### [Exercise details]
The records below need retyping in full; give them again exactly.
··· Listed entries
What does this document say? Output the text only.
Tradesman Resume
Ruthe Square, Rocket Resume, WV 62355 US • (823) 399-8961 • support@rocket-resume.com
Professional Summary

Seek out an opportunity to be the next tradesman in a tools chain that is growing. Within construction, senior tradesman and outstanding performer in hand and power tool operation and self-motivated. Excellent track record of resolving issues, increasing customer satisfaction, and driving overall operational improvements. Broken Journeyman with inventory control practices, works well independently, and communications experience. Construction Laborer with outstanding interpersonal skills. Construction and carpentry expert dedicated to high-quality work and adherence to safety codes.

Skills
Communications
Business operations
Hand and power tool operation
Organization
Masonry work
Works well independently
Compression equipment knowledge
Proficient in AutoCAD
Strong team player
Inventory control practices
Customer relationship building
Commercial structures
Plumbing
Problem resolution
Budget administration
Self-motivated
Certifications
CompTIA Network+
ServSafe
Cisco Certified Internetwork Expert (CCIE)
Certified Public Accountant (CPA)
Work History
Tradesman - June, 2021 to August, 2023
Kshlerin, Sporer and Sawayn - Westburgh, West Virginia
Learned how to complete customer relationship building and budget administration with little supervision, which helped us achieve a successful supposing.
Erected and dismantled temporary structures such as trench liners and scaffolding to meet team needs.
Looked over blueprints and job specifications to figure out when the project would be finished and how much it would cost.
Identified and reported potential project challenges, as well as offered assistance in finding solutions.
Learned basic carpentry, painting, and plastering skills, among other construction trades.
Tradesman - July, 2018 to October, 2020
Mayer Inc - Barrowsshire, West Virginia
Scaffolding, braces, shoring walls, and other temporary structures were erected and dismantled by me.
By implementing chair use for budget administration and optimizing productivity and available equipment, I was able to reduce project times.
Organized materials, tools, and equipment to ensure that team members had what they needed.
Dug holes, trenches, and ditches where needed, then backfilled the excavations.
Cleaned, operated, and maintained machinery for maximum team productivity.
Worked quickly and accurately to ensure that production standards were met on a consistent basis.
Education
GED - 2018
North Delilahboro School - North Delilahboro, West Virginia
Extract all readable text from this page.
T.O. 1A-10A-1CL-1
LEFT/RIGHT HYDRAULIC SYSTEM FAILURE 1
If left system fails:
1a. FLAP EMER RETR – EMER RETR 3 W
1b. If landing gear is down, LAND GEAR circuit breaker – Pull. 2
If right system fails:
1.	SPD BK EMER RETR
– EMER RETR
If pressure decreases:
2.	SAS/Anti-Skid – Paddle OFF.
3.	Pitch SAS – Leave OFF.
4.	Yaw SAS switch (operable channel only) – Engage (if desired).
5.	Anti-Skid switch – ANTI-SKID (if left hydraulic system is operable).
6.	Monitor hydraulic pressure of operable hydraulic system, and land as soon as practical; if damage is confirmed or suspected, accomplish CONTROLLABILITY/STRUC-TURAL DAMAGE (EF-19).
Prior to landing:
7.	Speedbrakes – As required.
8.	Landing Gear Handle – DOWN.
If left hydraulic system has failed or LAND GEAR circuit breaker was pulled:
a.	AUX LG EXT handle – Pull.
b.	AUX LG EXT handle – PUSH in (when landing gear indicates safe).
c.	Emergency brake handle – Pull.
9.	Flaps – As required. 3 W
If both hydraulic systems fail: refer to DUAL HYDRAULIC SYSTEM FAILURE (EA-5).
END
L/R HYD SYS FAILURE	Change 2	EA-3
······
### [The solution]
What does this document say? Output the text only.
Tradesman Resume
Ruthe Square, Rocket Resume, WV 62355 US • (823) 399-8961 • support@rocket-resume.com
Professional Summary

Seek out an opportunity to be the next tradesman in a tools chain that is growing. Within construction, senior tradesman and outstanding performer in hand and power tool operation and self-motivated. Excellent track record of resolving issues, increasing customer satisfaction, and driving overall operational improvements. Broken Journeyman with inventory control practices, works well independently, and communications experience. Construction Laborer with outstanding interpersonal skills. Construction and carpentry expert dedicated to high-quality work and adherence to safety codes.

Skills
Communications
Business operations
Hand and power tool operation
Organization
Masonry work
Works well independently
Compression equipment knowledge
Proficient in AutoCAD
Strong team player
Inventory control practices
Customer relationship building
Commercial structures
Plumbing
Problem resolution
Budget administration
Self-motivated
Certifications
CompTIA Network+
ServSafe
Cisco Certified Internetwork Expert (CCIE)
Certified Public Accountant (CPA)
Work History
Tradesman - June, 2021 to August, 2023
Kshlerin, Sporer and Sawayn - Westburgh, West Virginia
Learned how to complete customer relationship building and budget administration with little supervision, which helped us achieve a successful supposing.
Erected and dismantled temporary structures such as trench liners and scaffolding to meet team needs.
Looked over blueprints and job specifications to figure out when the project would be finished and how much it would cost.
Identified and reported potential project challenges, as well as offered assistance in finding solutions.
Learned basic carpentry, painting, and plastering skills, among other construction trades.
Tradesman - July, 2018 to October, 2020
Mayer Inc - Barrowsshire, West Virginia
Scaffolding, braces, shoring walls, and other temporary structures were erected and dismantled by me.
By implementing chair use for budget administration and optimizing productivity and available equipment, I was able to reduce project times.
Organized materials, tools, and equipment to ensure that team members had what they needed.
Dug holes, trenches, and ditches where needed, then backfilled the excavations.
Cleaned, operated, and maintained machinery for maximum team productivity.
Worked quickly and accurately to ensure that production standards were met on a consistent basis.
Education
GED - 2018
North Delilahboro School - North Delilahboro, West Virginia
Extract all readable text from this page.
T.O. 1A-10A-1CL-1
LEFT/RIGHT HYDRAULIC SYSTEM FAILURE 1
If left system fails:
1a. FLAP EMER RETR – EMER RETR 3 W
1b. If landing gear is down, LAND GEAR circuit breaker – Pull. 2
If right system fails:
1.	SPD BK EMER RETR
– EMER RETR
If pressure decreases:
2.	SAS/Anti-Skid – Paddle OFF.
3.	Pitch SAS – Leave OFF.
4.	Yaw SAS switch (operable channel only) – Engage (if desired).
5.	Anti-Skid switch – ANTI-SKID (if left hydraulic system is operable).
6.	Monitor hydraulic pressure of operable hydraulic system, and land as soon as practical; if damage is confirmed or suspected, accomplish CONTROLLABILITY/STRUC-TURAL DAMAGE (EF-19).
Prior to landing:
7.	Speedbrakes – As required.
8.	Landing Gear Handle – DOWN.
If left hydraulic system has failed or LAND GEAR circuit breaker was pulled:
a.	AUX LG EXT handle – Pull.
b.	AUX LG EXT handle – PUSH in (when landing gear indicates safe).
c.	Emergency brake handle – Pull.
9.	Flaps – As required. 3 W
If both hydraulic systems fail: refer to DUAL HYDRAULIC SYSTEM FAILURE (EA-5).
END
L/R HYD SYS FAILURE	Change 2	EA-3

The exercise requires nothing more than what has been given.